### Aim of the task:
Which lines hold the string "Tampa"? Copy every one of them.
━━━━━━
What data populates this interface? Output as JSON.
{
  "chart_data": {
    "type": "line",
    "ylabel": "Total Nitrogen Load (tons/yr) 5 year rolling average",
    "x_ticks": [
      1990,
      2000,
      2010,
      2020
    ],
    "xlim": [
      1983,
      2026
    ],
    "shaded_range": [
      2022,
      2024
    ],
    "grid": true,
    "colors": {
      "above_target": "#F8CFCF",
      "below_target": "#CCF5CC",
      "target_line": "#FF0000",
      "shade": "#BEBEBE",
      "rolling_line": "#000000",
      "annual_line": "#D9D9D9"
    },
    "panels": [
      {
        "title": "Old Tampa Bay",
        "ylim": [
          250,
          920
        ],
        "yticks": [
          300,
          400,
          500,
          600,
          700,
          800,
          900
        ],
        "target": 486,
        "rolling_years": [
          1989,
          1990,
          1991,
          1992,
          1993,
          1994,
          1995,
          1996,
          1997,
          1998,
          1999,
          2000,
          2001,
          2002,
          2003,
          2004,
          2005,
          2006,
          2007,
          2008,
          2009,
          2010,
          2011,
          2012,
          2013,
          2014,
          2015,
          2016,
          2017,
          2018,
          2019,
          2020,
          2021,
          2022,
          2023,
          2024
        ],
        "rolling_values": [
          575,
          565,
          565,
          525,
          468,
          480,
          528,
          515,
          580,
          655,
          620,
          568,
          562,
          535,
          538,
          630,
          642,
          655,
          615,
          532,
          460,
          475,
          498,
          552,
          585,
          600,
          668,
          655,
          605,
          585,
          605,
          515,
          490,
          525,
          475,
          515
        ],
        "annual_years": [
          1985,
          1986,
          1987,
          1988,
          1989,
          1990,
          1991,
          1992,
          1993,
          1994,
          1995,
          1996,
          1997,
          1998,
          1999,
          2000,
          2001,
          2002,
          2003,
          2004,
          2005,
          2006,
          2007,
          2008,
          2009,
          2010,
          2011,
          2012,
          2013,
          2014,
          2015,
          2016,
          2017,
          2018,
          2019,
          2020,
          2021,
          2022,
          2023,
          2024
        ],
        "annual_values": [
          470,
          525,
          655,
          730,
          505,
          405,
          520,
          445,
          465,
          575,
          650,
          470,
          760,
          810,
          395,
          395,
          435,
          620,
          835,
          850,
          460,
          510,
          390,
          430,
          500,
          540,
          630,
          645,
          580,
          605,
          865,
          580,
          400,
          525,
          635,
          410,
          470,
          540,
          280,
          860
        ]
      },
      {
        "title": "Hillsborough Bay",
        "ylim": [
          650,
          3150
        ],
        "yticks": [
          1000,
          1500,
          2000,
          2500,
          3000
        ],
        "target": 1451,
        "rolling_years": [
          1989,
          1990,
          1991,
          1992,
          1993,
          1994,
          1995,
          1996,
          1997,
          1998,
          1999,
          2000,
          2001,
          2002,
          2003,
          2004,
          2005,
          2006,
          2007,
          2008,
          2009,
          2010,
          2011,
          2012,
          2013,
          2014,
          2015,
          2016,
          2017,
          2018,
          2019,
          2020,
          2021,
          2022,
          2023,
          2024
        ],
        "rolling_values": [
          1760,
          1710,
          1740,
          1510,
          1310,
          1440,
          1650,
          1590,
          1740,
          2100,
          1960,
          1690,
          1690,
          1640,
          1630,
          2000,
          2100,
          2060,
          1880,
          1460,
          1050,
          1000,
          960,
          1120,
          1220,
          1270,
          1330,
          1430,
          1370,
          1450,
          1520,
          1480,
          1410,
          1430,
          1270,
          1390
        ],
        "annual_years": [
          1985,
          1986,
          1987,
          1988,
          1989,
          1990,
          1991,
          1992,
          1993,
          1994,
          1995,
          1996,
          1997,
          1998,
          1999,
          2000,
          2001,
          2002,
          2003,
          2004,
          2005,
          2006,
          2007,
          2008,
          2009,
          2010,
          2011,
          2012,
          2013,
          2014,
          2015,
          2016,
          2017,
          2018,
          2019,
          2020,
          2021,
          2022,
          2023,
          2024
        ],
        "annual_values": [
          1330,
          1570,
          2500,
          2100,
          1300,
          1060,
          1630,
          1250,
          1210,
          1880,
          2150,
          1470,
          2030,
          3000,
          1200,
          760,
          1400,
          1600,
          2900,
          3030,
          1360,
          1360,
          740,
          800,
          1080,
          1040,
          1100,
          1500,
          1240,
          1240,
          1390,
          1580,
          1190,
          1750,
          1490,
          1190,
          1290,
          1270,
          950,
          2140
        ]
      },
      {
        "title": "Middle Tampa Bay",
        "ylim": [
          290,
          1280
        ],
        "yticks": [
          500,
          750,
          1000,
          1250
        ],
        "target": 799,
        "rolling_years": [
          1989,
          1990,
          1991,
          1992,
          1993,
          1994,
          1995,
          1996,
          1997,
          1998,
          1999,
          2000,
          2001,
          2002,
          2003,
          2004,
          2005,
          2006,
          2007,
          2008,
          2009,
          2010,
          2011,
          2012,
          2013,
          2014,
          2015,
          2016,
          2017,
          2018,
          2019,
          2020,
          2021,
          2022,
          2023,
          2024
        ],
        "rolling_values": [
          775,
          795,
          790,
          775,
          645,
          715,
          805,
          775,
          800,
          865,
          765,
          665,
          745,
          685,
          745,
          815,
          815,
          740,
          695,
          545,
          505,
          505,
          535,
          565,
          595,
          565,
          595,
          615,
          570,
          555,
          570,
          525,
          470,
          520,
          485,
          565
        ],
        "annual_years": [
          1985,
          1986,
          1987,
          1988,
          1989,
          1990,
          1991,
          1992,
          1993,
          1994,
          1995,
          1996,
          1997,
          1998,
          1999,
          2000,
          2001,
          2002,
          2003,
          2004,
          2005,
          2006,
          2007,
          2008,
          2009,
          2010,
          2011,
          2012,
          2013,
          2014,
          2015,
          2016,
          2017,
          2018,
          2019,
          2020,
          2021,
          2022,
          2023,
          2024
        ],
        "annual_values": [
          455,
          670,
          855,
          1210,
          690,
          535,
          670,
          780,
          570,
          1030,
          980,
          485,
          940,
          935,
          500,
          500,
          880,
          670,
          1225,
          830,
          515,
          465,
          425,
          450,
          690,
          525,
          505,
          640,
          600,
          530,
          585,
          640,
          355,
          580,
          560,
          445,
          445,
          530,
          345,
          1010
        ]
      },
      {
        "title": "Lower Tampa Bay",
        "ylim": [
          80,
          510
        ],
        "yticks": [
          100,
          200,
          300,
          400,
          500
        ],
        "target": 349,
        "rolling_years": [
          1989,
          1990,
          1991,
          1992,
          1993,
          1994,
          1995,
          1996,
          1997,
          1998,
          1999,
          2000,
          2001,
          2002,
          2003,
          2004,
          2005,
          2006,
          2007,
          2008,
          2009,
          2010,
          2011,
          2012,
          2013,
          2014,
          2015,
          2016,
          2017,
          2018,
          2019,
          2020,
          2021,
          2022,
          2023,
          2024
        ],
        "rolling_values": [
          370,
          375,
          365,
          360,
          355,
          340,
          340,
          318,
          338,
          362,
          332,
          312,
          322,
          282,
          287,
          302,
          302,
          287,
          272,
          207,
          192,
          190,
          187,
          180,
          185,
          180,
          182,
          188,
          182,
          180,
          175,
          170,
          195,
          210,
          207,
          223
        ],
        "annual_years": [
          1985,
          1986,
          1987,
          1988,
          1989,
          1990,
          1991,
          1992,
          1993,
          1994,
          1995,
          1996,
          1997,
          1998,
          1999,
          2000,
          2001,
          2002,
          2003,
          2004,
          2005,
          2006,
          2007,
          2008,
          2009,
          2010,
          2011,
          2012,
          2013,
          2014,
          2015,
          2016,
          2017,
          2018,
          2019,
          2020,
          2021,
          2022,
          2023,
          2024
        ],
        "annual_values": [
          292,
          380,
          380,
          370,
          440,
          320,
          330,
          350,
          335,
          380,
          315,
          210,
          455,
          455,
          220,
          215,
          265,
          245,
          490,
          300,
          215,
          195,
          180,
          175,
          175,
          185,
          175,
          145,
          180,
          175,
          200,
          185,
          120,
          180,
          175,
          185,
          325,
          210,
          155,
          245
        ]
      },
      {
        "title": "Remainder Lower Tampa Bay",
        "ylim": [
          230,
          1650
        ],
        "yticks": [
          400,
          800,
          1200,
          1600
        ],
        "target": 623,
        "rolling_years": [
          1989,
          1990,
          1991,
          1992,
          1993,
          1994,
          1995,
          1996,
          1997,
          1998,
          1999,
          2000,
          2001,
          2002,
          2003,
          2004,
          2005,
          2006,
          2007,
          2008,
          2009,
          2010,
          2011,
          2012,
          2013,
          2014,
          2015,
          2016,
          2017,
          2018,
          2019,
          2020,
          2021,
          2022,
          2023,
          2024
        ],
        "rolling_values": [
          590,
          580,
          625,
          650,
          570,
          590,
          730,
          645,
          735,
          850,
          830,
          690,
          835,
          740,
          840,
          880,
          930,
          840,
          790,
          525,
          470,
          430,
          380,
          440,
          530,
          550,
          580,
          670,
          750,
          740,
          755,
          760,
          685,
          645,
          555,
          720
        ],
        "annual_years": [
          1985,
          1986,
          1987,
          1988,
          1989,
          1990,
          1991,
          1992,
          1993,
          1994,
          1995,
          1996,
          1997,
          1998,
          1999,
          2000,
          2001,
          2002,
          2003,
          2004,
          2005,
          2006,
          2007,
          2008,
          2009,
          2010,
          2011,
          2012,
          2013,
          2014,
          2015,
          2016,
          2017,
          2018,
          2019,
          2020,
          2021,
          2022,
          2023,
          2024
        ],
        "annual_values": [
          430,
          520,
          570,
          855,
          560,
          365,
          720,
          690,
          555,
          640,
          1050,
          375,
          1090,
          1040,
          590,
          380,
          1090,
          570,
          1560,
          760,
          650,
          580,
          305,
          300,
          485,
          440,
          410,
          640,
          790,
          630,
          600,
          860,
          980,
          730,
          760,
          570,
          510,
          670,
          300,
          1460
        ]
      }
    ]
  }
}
━━━━━━
### The answer:
        "title": "Old Tampa Bay",
        "title": "Middle Tampa Bay",
        "title": "Lower Tampa Bay",
        "title": "Remainder Lower Tampa Bay",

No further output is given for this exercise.